### Direction
For every line in the records that has the word "xlabel", make a copy.

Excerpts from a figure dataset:
— BEGIN —
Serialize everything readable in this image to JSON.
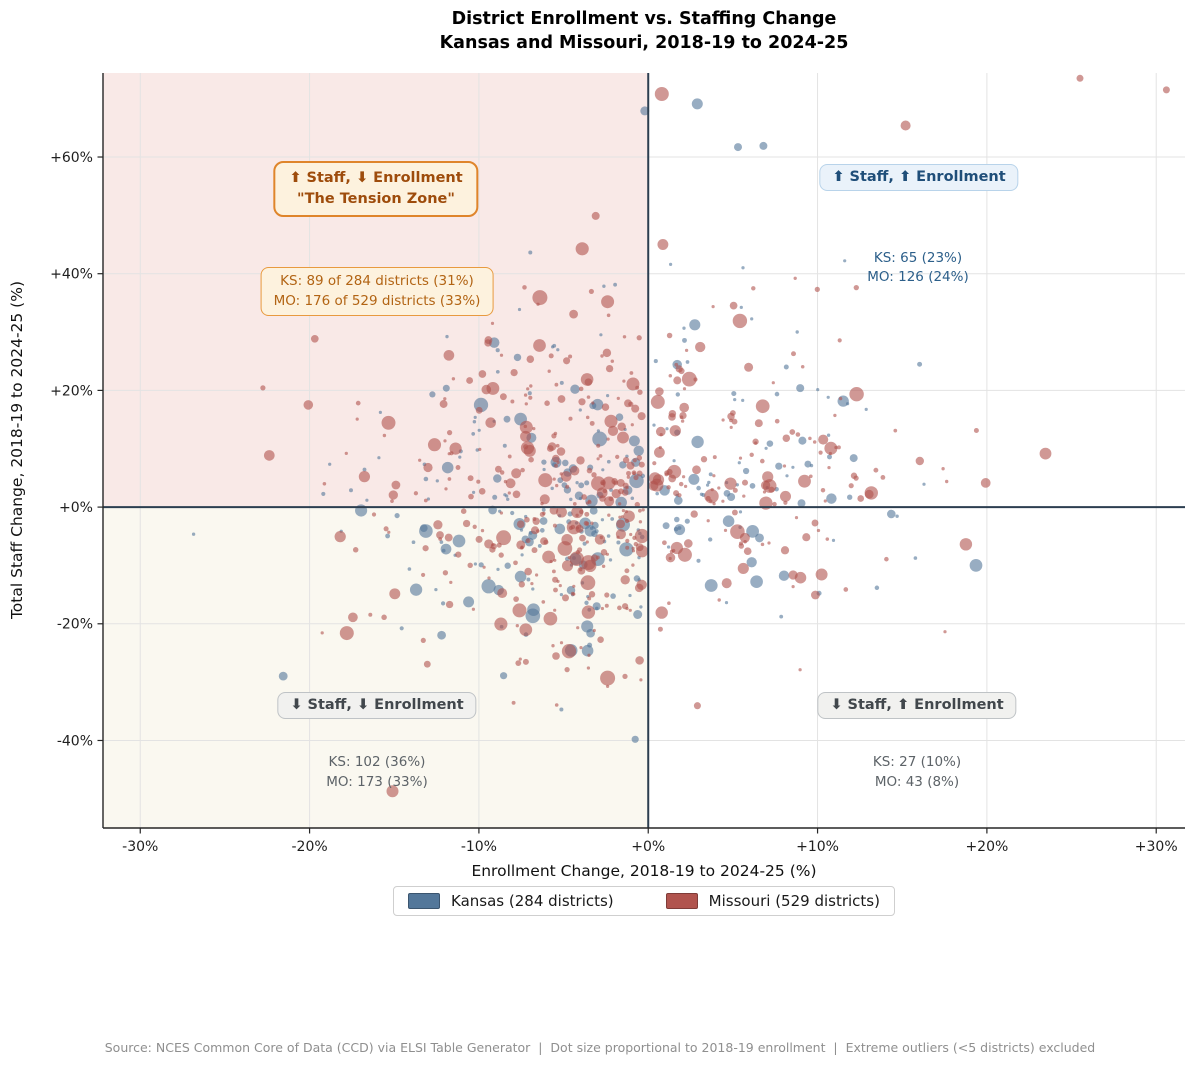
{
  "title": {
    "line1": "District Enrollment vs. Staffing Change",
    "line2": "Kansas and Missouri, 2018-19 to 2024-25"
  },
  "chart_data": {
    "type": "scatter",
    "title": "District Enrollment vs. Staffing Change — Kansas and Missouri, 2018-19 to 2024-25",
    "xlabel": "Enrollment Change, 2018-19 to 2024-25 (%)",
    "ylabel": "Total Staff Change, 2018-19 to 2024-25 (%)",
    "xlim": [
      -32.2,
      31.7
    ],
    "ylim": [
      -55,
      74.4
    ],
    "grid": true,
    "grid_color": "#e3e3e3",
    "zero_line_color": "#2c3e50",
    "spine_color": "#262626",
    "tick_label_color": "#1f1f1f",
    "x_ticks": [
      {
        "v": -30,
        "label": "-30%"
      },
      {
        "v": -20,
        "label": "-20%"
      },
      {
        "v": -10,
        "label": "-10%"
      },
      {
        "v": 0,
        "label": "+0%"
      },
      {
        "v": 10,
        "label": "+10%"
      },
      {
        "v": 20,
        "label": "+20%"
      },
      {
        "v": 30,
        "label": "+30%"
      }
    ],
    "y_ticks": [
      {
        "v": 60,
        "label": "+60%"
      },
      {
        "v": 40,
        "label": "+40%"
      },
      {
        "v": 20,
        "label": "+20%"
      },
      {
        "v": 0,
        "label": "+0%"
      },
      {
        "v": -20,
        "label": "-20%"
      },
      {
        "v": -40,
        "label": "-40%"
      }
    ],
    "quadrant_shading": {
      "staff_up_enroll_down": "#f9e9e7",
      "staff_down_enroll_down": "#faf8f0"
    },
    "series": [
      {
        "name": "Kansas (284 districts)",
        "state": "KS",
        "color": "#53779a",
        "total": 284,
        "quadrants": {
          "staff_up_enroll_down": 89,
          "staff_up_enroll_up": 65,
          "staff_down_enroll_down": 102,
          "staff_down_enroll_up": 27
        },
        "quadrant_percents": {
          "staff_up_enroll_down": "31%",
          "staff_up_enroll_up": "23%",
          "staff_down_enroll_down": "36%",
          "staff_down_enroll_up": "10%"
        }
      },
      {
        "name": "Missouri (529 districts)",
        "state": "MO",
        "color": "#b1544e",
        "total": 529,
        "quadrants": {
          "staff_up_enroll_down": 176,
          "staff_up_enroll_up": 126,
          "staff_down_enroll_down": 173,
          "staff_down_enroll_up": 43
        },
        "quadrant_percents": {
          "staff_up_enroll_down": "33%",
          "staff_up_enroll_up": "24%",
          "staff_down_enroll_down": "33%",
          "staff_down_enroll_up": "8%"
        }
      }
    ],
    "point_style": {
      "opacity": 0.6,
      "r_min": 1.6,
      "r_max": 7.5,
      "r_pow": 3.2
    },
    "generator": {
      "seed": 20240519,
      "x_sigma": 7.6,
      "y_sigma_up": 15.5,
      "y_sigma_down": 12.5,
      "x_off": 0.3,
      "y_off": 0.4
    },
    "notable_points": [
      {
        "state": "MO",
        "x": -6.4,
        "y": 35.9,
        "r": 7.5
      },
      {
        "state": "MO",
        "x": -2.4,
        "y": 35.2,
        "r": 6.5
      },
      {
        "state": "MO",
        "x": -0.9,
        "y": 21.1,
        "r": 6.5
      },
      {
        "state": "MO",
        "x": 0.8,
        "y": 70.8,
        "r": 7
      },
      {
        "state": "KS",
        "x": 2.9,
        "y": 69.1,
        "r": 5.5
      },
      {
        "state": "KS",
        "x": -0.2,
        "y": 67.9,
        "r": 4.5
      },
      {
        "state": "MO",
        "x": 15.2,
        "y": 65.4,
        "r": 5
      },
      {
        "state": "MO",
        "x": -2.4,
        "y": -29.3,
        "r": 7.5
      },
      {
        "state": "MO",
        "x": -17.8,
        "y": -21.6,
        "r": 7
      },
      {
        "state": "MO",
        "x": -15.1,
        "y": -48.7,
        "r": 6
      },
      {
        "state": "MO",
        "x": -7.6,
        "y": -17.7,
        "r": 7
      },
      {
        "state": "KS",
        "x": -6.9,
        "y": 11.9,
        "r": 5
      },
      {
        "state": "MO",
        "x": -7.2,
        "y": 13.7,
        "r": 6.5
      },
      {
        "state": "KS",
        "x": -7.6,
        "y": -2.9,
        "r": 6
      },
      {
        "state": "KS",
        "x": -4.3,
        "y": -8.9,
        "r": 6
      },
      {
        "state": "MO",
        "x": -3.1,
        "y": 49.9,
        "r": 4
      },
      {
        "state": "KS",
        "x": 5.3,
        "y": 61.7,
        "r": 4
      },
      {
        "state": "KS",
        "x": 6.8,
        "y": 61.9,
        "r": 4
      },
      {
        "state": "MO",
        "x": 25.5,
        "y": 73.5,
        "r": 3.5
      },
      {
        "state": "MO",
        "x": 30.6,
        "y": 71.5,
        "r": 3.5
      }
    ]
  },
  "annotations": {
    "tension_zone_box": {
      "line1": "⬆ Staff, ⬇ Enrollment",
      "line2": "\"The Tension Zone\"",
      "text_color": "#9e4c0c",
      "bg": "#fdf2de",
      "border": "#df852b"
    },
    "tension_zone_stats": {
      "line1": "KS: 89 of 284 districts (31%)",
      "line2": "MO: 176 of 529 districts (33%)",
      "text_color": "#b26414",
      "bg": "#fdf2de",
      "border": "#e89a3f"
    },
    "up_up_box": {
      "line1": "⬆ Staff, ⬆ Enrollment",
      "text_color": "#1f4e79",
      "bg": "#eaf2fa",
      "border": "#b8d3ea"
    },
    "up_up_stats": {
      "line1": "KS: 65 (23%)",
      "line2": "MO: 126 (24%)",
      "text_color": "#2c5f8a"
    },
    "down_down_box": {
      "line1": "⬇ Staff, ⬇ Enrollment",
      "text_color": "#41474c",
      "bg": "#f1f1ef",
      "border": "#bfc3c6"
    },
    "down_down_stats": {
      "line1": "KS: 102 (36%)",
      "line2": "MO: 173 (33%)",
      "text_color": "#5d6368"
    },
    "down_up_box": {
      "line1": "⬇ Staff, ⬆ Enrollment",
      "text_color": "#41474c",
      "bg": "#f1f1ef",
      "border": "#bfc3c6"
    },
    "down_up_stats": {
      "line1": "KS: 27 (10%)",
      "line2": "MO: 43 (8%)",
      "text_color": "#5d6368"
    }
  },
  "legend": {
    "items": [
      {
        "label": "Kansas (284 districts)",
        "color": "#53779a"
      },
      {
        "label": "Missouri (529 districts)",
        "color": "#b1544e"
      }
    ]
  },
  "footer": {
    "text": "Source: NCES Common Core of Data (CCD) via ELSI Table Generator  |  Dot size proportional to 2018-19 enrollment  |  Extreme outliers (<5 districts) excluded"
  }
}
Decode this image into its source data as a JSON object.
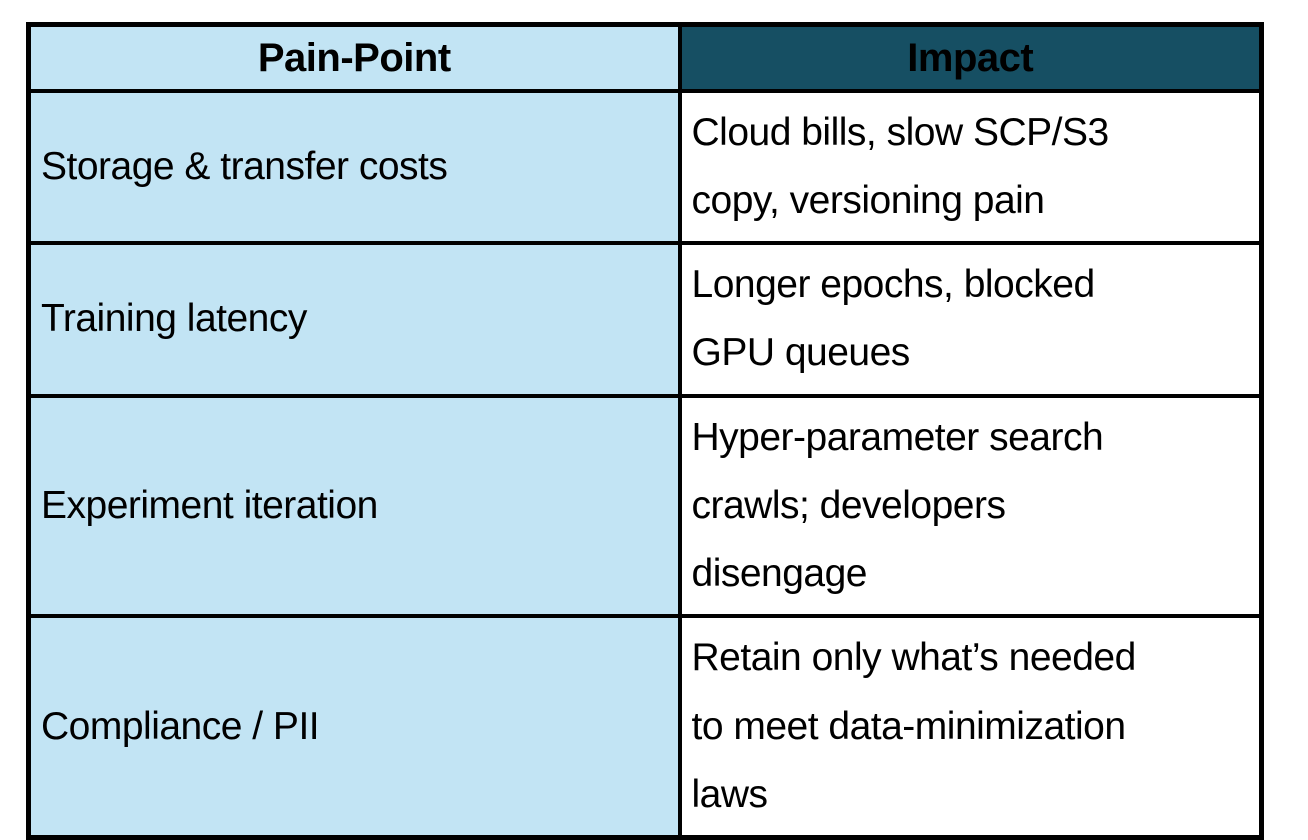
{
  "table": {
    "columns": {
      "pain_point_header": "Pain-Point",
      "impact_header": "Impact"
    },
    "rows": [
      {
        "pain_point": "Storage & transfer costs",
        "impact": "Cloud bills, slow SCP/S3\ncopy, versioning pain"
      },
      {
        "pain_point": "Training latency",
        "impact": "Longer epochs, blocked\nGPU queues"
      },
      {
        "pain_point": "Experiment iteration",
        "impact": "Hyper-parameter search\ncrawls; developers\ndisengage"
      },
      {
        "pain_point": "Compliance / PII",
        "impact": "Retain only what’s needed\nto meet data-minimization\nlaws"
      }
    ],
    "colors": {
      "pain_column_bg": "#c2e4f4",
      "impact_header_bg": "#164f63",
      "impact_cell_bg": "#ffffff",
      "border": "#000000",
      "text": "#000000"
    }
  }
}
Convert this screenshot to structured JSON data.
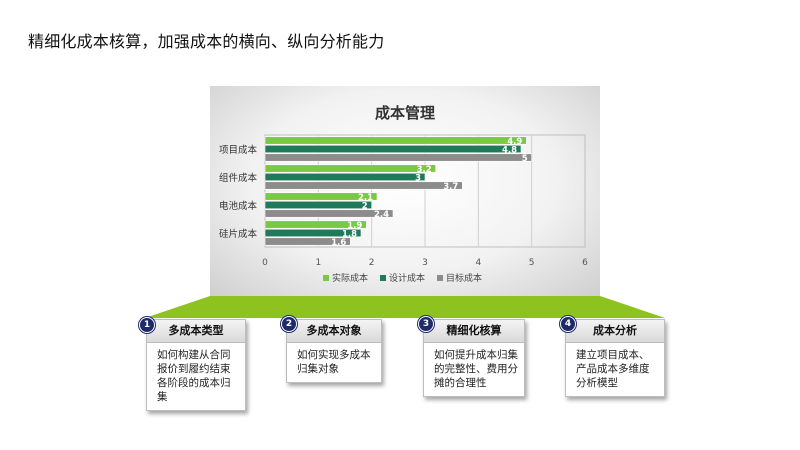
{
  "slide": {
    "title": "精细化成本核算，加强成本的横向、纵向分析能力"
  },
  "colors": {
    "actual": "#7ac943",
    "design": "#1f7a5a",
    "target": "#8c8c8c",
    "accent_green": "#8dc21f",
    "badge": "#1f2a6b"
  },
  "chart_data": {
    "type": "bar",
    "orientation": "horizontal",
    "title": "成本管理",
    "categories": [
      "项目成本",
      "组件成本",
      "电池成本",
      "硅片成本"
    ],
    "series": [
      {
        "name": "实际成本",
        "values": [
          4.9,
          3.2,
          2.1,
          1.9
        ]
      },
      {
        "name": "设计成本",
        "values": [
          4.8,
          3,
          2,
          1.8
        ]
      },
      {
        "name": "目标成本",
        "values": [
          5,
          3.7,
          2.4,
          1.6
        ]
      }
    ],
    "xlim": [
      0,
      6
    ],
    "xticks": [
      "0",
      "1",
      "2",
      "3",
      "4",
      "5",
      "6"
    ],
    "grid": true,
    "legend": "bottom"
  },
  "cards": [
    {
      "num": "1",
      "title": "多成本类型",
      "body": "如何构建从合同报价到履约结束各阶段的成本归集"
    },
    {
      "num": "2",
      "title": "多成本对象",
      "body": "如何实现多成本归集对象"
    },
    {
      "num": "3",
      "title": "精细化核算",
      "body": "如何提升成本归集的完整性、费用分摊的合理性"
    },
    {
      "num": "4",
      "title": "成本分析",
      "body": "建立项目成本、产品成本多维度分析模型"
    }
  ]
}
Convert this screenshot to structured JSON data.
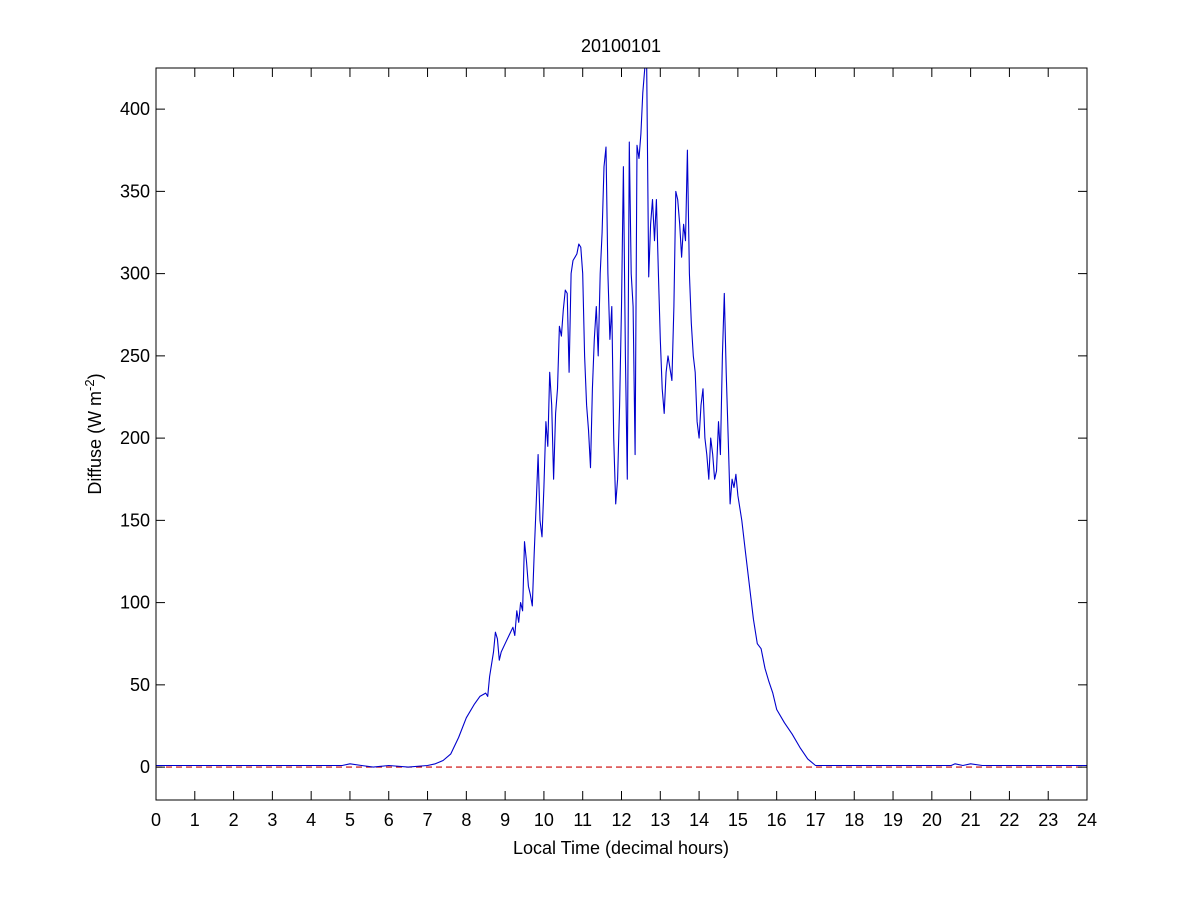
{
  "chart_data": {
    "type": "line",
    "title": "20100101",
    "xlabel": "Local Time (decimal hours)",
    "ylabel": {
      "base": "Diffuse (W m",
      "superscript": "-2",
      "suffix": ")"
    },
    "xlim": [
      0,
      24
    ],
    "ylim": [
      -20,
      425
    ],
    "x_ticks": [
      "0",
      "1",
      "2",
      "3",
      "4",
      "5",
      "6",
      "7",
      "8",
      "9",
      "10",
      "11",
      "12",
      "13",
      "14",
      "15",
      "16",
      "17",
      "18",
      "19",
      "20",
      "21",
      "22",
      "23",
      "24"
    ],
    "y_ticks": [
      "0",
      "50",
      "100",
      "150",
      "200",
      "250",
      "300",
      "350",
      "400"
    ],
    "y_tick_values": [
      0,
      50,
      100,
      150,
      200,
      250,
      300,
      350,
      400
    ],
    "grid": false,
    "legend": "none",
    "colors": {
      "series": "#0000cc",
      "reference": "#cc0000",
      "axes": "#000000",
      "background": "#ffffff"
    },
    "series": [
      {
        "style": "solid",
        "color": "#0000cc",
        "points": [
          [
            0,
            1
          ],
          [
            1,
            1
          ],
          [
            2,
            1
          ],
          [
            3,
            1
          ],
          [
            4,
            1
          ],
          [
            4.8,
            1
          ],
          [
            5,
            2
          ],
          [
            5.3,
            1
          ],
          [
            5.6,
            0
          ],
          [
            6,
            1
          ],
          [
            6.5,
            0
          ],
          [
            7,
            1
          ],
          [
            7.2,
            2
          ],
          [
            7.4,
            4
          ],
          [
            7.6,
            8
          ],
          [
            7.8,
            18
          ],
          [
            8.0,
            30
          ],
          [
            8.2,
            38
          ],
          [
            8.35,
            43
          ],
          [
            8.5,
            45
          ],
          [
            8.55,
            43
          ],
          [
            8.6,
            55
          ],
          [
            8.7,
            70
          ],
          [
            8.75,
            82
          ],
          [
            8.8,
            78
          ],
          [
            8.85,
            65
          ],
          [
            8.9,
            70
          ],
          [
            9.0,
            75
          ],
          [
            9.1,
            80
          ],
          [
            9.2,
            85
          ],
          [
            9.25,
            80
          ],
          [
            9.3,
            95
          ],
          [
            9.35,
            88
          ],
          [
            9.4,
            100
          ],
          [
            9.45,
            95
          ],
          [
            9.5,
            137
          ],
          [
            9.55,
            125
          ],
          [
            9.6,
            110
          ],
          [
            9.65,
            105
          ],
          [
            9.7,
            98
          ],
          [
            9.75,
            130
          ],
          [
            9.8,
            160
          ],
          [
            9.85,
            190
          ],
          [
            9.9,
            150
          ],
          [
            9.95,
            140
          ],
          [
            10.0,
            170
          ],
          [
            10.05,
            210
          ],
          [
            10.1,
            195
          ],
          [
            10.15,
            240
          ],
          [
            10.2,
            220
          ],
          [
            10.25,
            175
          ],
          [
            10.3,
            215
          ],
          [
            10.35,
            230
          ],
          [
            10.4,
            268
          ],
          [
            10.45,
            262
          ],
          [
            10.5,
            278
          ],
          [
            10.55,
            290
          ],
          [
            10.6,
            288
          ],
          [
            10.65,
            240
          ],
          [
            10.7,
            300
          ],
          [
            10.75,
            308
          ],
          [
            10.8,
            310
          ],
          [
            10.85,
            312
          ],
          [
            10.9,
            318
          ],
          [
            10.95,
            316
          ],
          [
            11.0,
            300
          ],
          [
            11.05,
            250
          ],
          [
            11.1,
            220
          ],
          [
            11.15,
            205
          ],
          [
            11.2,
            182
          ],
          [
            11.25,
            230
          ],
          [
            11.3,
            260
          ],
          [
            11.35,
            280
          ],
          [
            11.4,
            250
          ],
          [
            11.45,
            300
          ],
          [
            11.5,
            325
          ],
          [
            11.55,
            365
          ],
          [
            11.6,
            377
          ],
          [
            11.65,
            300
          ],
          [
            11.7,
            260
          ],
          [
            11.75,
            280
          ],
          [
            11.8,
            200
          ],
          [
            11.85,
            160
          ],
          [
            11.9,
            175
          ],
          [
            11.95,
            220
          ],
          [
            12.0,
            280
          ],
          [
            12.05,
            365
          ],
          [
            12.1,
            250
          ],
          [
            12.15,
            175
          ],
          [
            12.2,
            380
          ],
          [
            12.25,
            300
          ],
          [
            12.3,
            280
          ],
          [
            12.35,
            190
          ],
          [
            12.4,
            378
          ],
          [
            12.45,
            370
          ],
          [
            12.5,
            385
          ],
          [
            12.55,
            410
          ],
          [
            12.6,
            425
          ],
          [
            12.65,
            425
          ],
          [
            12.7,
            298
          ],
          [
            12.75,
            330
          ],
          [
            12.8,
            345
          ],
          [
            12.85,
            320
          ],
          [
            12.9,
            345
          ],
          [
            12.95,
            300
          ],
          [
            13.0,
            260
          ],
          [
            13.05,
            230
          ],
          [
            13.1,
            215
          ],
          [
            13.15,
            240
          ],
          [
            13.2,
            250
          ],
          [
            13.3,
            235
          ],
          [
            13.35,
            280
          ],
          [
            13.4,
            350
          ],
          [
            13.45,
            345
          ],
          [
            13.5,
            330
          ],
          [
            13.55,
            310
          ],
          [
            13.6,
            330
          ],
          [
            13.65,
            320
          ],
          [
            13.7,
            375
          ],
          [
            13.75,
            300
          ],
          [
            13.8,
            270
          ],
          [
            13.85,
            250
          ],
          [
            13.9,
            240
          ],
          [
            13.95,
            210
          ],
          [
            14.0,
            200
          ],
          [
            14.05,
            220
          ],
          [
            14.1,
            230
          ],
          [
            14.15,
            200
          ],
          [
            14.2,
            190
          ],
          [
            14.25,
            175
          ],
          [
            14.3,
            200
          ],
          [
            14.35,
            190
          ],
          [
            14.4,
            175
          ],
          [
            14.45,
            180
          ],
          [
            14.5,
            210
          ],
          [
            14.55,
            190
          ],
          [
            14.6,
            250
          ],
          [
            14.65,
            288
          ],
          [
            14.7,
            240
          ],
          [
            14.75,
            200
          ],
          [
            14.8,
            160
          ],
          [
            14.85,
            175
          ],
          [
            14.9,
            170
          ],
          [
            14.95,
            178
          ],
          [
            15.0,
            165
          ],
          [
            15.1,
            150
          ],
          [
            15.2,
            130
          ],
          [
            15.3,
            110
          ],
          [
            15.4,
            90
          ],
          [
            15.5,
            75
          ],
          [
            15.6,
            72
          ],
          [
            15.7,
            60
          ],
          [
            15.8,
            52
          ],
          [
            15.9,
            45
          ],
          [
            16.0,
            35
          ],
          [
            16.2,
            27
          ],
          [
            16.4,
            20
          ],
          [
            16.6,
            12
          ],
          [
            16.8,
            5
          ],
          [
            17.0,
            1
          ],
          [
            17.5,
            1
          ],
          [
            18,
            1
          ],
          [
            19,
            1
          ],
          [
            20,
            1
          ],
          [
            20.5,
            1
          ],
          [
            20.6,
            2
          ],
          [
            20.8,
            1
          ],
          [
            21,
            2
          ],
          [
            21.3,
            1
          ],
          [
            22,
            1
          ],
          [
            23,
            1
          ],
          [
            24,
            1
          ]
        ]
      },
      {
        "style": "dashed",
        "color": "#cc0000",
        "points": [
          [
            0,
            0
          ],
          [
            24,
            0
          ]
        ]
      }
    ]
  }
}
— END —
### Solution for this task
    "xlabel": "Enrollment Change, 2018-19 to 2024-25 (%)",
    "xlabel": "Local Time (decimal hours)",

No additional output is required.